Check every line of the entries that follow, and copy the ones containing "cheddar".

─── INPUT

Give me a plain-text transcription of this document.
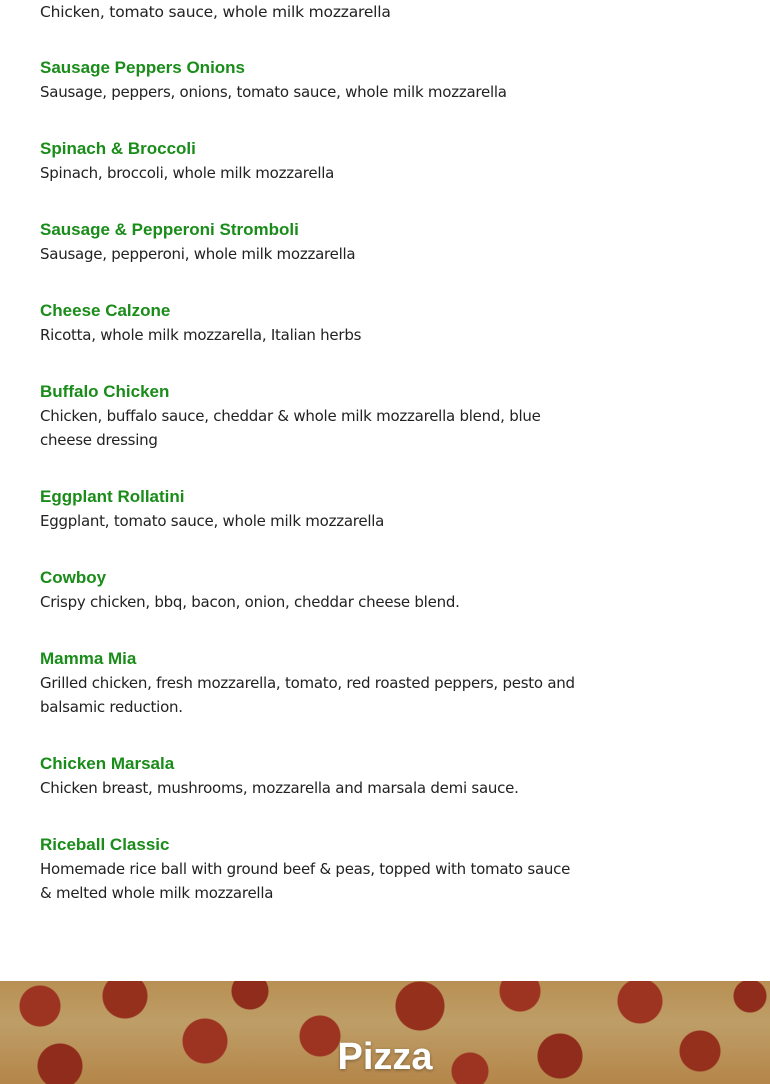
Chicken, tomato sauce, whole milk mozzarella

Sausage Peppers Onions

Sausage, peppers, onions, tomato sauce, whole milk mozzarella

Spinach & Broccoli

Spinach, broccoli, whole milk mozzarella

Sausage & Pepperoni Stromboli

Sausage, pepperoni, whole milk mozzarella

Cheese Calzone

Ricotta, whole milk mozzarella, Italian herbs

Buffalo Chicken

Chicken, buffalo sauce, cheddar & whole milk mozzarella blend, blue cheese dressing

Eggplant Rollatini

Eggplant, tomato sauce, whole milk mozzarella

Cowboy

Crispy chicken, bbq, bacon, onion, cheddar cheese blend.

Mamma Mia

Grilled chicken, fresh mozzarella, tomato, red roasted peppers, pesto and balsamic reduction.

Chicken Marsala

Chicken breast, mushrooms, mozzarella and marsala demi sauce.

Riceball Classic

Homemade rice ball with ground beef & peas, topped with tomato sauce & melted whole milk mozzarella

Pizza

──────
─── INPUT

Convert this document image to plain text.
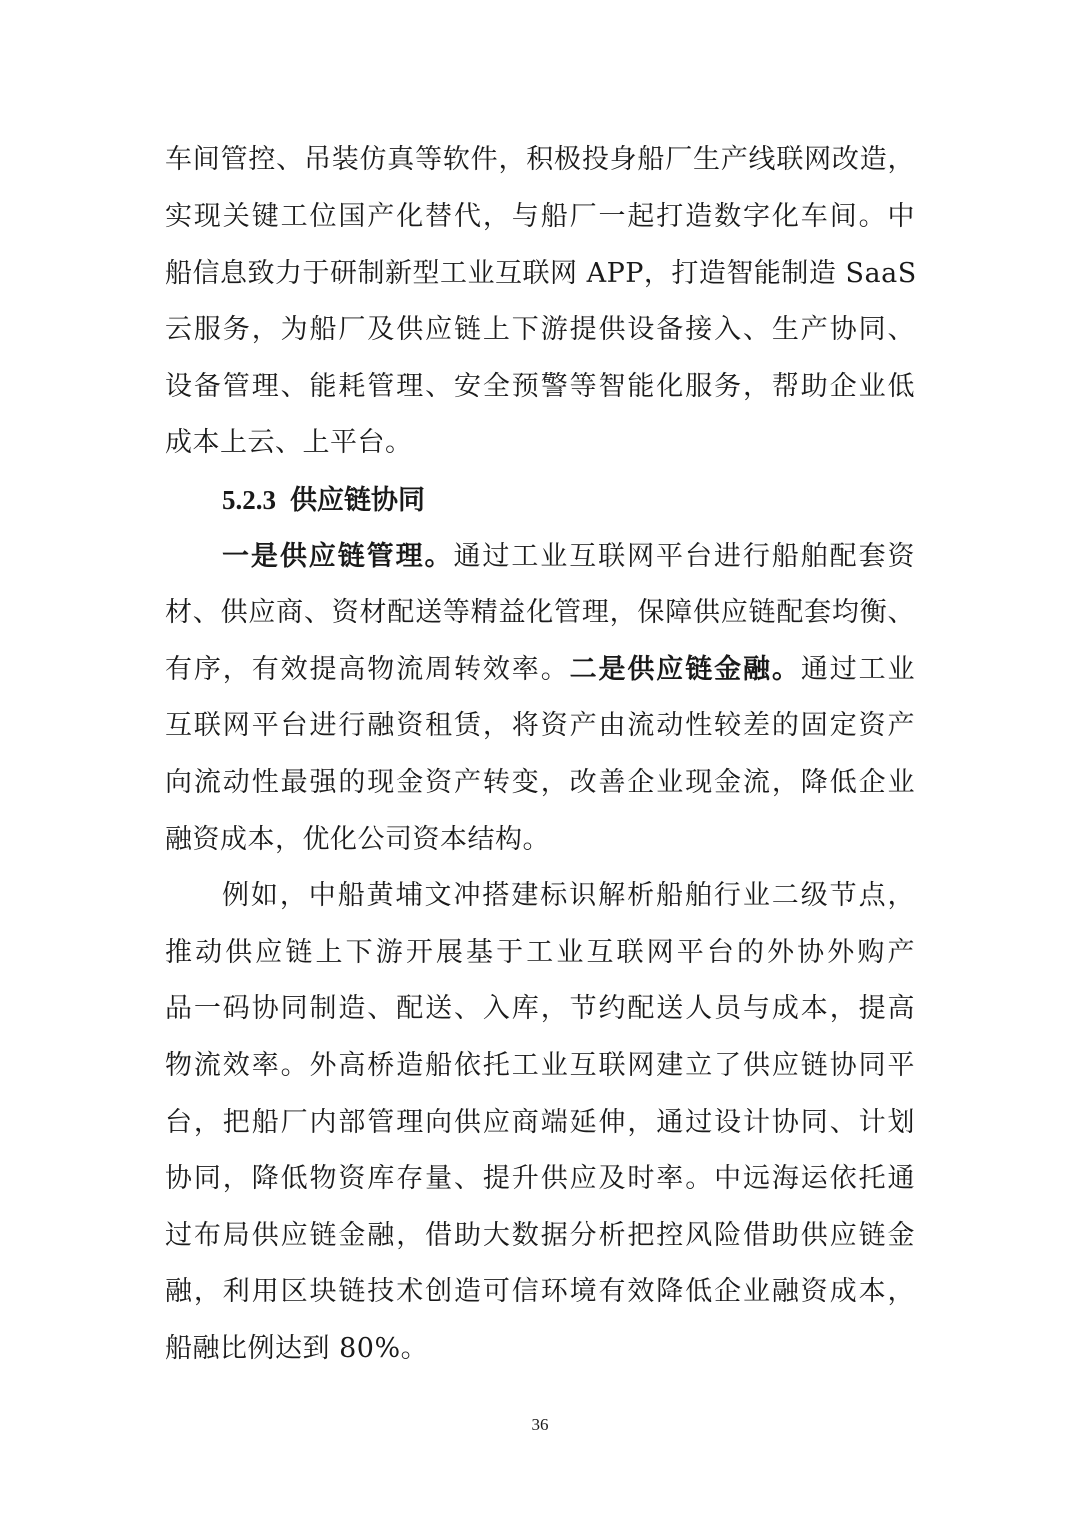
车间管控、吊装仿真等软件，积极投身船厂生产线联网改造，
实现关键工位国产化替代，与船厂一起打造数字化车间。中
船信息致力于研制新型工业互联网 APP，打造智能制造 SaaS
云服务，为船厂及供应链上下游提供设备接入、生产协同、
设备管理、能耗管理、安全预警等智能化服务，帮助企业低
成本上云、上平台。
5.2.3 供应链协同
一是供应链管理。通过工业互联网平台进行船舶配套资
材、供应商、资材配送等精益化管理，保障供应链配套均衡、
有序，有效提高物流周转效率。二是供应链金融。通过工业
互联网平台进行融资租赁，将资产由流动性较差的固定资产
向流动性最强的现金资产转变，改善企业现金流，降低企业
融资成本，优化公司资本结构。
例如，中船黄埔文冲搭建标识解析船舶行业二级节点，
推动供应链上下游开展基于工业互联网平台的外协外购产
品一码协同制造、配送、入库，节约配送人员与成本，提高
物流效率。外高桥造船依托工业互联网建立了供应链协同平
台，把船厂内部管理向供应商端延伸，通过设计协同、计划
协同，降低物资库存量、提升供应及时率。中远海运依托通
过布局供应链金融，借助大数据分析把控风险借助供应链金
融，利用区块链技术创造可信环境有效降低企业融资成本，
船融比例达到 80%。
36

──────

FINAL ANSWER
Chicken, buffalo sauce, cheddar & whole milk mozzarella blend, blue cheese dressing
Crispy chicken, bbq, bacon, onion, cheddar cheese blend.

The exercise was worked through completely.